[TEXTO FORNECIDO]:
== == ==

Para comparar o alívio da dor com opioides e não opioides, os pesquisadores realizaram um estudo randomizado em pacientes submetidos à remoção cirúrgica dos dentes do siso, um procedimento comum que normalmente causa dor moderada a intensa. Metade dos pacientes recebeu hidrocodona com paracetamol. A outra metade recebeu uma combinação de paracetamol e ibuprofeno. Os pacientes avaliaram os níveis de dor e outros resultados, como a qualidade do sono, ao longo da semana após a cirurgia.
Os resultados publicados no The Journal of the American Dental Association mostraram que a combinação não opioide proporcionou alívio superior da dor durante o período de pico de desconforto nos dois dias após a cirurgia. Os pacientes que tomaram medicamentos não opioides também relataram melhor qualidade do sono na primeira noite e menos interferência nas atividades diárias durante a recuperação. “Estamos bastante confiantes em dizer que os opioides não devem ser prescritos rotineiramente e que se os dentistas prescreverem a combinação não-opioide, seus pacientes ficarão muito melhor”, disse Feldman.
Brasil
“No Brasil, a prescrição de opioides após a extração do siso não é tão comum como em países como os Estados Unidos”, explica Ilana Marques, dentista do IGM Odontologia para Família, em Brasília. “Aqui, os profissionais tendem a priorizar o uso de analgésicos comuns, como paracetamol e dipirona, e anti-inflamatórios não esteroides (AINEs), como o ibuprofeno. Isso se deve tanto a questões culturais quanto à maior preocupação com o risco de dependência associado ao uso de opioides”, explica.
Segundo Marques, em situações específicas, como dores intensas, pós-operatório complexo e pacientes que não podem tomar AINEs, os opioides podem ser indicados. “Mesmo nesses casos, a prescrição de opioides no Brasil geralmente é feita com cautela, em doses controladas e por períodos muito curtos.”

== == ==

Registros de dados armazenados:
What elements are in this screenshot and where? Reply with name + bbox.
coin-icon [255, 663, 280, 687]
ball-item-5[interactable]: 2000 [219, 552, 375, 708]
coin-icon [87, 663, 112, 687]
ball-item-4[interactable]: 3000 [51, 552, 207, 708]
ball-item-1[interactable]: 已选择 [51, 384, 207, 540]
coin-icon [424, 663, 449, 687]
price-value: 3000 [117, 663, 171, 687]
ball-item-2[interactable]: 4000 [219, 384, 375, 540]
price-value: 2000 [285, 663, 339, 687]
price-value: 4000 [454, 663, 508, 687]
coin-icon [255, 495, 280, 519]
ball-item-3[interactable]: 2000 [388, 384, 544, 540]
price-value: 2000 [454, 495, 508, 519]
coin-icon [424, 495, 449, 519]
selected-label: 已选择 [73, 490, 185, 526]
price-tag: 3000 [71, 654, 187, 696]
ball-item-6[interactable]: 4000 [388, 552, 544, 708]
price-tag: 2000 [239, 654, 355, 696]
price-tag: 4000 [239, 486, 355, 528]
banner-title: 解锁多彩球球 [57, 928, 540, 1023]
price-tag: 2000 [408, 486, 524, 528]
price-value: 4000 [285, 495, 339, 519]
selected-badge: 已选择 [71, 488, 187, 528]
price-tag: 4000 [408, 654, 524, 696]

== == ==

[OBJETIVO DO EXERCÍCIO]:
Dê continuidade ao texto sobre o alívio da dor após a extração do siso, começando logo depois da última frase apresentada.

[SUA RESPOSTA]:
Para o dentista, o estudo da Rutgers poderá impactar a prática clínica. “Esse tipo de pesquisa também pode ajudar a desestigmatizar o uso de analgésicos simples, promovendo maior adesão a alternativas seguras. Portanto, além de contribuir para melhores práticas clínicas, apoia a saúde pública no enfrentamento da crise dos opioides”, afirma.
Duas perguntas para Ianara Pinho, cirurgiã-dentista
Quando os opioides são indicados na odontologia?
Normalmente, os opioides são prescritos em situações muito específicas. Quando, por exemplo, os medicamentos não opioides realmente não fazem efeito. Em geral, nas dores muito fortes, agudas ou crônicas. Um exemplo disso é para o tratamento de articulações, disfunções temporomandibulares. Às vezes, o paciente apresenta dores crônicas que não respondem mais aos analgésicos convencionais. Então, esse é um dos exemplos de uso. Porém, no Brasil, seu uso é bastante restrito e só é prescrito quando medicamentos não opioides não fazem efeito.
Qual é a principal colaboração do estudo da Rutgers University?
Medicamentos não opioides, como analgésicos, dipirona, paracetamol, e antiinflamatórios, como ibuprofeno e nimesulida, não apresentam viés de dependência, como acontece com os opioides. Assim, considerando que muitas pessoas são propensas à dependência química, a substituição proposta pela pesquisa traz um fator de risco para dependência muito menor.